WRITTEN REQUEST:
Write out every line of the material exactly as it appears.
— start of DATA PROVIDED —
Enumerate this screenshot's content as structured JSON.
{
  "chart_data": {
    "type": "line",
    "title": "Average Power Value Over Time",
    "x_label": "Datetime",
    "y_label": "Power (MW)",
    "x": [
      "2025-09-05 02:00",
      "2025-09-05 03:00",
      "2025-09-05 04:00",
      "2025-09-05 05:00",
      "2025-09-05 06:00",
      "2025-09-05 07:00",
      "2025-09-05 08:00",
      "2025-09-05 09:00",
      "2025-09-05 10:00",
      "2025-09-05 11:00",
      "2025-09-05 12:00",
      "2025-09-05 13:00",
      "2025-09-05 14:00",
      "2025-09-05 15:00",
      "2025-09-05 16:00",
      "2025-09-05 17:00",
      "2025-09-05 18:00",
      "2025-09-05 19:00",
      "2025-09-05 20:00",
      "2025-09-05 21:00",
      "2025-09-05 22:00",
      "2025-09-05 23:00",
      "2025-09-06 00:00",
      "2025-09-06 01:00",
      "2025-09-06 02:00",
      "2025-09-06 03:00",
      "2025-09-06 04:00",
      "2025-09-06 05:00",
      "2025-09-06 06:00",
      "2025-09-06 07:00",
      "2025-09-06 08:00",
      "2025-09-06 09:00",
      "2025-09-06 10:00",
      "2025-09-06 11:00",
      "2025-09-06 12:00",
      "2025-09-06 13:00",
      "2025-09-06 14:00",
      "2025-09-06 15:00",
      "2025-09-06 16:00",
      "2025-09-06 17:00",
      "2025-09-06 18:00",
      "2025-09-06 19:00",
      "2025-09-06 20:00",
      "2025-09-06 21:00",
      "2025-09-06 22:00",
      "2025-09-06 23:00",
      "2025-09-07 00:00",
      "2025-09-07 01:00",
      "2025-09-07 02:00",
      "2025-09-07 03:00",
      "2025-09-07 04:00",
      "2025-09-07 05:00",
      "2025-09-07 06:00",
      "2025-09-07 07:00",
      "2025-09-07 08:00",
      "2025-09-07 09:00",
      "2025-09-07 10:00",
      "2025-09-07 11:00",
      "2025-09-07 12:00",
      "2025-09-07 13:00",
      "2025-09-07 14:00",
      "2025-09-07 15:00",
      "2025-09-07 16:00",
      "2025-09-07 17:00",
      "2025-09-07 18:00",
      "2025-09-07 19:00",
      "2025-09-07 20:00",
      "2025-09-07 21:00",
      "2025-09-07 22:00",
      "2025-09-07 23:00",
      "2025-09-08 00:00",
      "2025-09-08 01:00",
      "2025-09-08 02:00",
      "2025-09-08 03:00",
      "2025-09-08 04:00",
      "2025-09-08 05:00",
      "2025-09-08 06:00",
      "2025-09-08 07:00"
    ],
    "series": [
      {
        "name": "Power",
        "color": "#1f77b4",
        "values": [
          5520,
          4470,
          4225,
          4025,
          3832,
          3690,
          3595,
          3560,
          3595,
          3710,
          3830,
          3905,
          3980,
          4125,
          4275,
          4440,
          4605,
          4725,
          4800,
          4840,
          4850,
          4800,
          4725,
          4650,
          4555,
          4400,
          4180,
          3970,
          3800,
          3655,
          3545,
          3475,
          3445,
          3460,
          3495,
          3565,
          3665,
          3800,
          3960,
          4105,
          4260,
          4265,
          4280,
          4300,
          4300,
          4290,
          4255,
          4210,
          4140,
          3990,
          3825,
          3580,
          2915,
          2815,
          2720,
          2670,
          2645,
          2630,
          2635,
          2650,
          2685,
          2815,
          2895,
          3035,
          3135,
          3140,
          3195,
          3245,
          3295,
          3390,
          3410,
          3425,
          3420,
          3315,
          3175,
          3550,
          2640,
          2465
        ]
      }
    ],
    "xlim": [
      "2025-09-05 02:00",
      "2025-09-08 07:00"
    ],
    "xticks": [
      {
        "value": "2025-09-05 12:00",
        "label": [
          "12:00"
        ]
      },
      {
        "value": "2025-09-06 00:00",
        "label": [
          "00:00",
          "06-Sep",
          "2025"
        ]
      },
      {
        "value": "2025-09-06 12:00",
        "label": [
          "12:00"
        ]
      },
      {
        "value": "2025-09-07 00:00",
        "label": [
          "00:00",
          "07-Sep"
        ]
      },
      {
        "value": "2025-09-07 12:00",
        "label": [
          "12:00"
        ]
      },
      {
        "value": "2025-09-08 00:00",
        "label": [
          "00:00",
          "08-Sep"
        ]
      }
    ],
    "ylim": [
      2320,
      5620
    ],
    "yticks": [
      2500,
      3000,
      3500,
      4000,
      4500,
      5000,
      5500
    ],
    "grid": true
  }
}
— end of DATA PROVIDED —
FINAL RESULT:
Enumerate this screenshot's content as structured JSON.
{
  "chart_data": {
    "type": "line",
    "title": "Average Power Value Over Time",
    "x_label": "Datetime",
    "y_label": "Power (MW)",
    "x": [
      "2025-09-05 02:00",
      "2025-09-05 03:00",
      "2025-09-05 04:00",
      "2025-09-05 05:00",
      "2025-09-05 06:00",
      "2025-09-05 07:00",
      "2025-09-05 08:00",
      "2025-09-05 09:00",
      "2025-09-05 10:00",
      "2025-09-05 11:00",
      "2025-09-05 12:00",
      "2025-09-05 13:00",
      "2025-09-05 14:00",
      "2025-09-05 15:00",
      "2025-09-05 16:00",
      "2025-09-05 17:00",
      "2025-09-05 18:00",
      "2025-09-05 19:00",
      "2025-09-05 20:00",
      "2025-09-05 21:00",
      "2025-09-05 22:00",
      "2025-09-05 23:00",
      "2025-09-06 00:00",
      "2025-09-06 01:00",
      "2025-09-06 02:00",
      "2025-09-06 03:00",
      "2025-09-06 04:00",
      "2025-09-06 05:00",
      "2025-09-06 06:00",
      "2025-09-06 07:00",
      "2025-09-06 08:00",
      "2025-09-06 09:00",
      "2025-09-06 10:00",
      "2025-09-06 11:00",
      "2025-09-06 12:00",
      "2025-09-06 13:00",
      "2025-09-06 14:00",
      "2025-09-06 15:00",
      "2025-09-06 16:00",
      "2025-09-06 17:00",
      "2025-09-06 18:00",
      "2025-09-06 19:00",
      "2025-09-06 20:00",
      "2025-09-06 21:00",
      "2025-09-06 22:00",
      "2025-09-06 23:00",
      "2025-09-07 00:00",
      "2025-09-07 01:00",
      "2025-09-07 02:00",
      "2025-09-07 03:00",
      "2025-09-07 04:00",
      "2025-09-07 05:00",
      "2025-09-07 06:00",
      "2025-09-07 07:00",
      "2025-09-07 08:00",
      "2025-09-07 09:00",
      "2025-09-07 10:00",
      "2025-09-07 11:00",
      "2025-09-07 12:00",
      "2025-09-07 13:00",
      "2025-09-07 14:00",
      "2025-09-07 15:00",
      "2025-09-07 16:00",
      "2025-09-07 17:00",
      "2025-09-07 18:00",
      "2025-09-07 19:00",
      "2025-09-07 20:00",
      "2025-09-07 21:00",
      "2025-09-07 22:00",
      "2025-09-07 23:00",
      "2025-09-08 00:00",
      "2025-09-08 01:00",
      "2025-09-08 02:00",
      "2025-09-08 03:00",
      "2025-09-08 04:00",
      "2025-09-08 05:00",
      "2025-09-08 06:00",
      "2025-09-08 07:00"
    ],
    "series": [
      {
        "name": "Power",
        "color": "#1f77b4",
        "values": [
          5520,
          4470,
          4225,
          4025,
          3832,
          3690,
          3595,
          3560,
          3595,
          3710,
          3830,
          3905,
          3980,
          4125,
          4275,
          4440,
          4605,
          4725,
          4800,
          4840,
          4850,
          4800,
          4725,
          4650,
          4555,
          4400,
          4180,
          3970,
          3800,
          3655,
          3545,
          3475,
          3445,
          3460,
          3495,
          3565,
          3665,
          3800,
          3960,
          4105,
          4260,
          4265,
          4280,
          4300,
          4300,
          4290,
          4255,
          4210,
          4140,
          3990,
          3825,
          3580,
          2915,
          2815,
          2720,
          2670,
          2645,
          2630,
          2635,
          2650,
          2685,
          2815,
          2895,
          3035,
          3135,
          3140,
          3195,
          3245,
          3295,
          3390,
          3410,
          3425,
          3420,
          3315,
          3175,
          3550,
          2640,
          2465
        ]
      }
    ],
    "xlim": [
      "2025-09-05 02:00",
      "2025-09-08 07:00"
    ],
    "xticks": [
      {
        "value": "2025-09-05 12:00",
        "label": [
          "12:00"
        ]
      },
      {
        "value": "2025-09-06 00:00",
        "label": [
          "00:00",
          "06-Sep",
          "2025"
        ]
      },
      {
        "value": "2025-09-06 12:00",
        "label": [
          "12:00"
        ]
      },
      {
        "value": "2025-09-07 00:00",
        "label": [
          "00:00",
          "07-Sep"
        ]
      },
      {
        "value": "2025-09-07 12:00",
        "label": [
          "12:00"
        ]
      },
      {
        "value": "2025-09-08 00:00",
        "label": [
          "00:00",
          "08-Sep"
        ]
      }
    ],
    "ylim": [
      2320,
      5620
    ],
    "yticks": [
      2500,
      3000,
      3500,
      4000,
      4500,
      5000,
      5500
    ],
    "grid": true
  }
}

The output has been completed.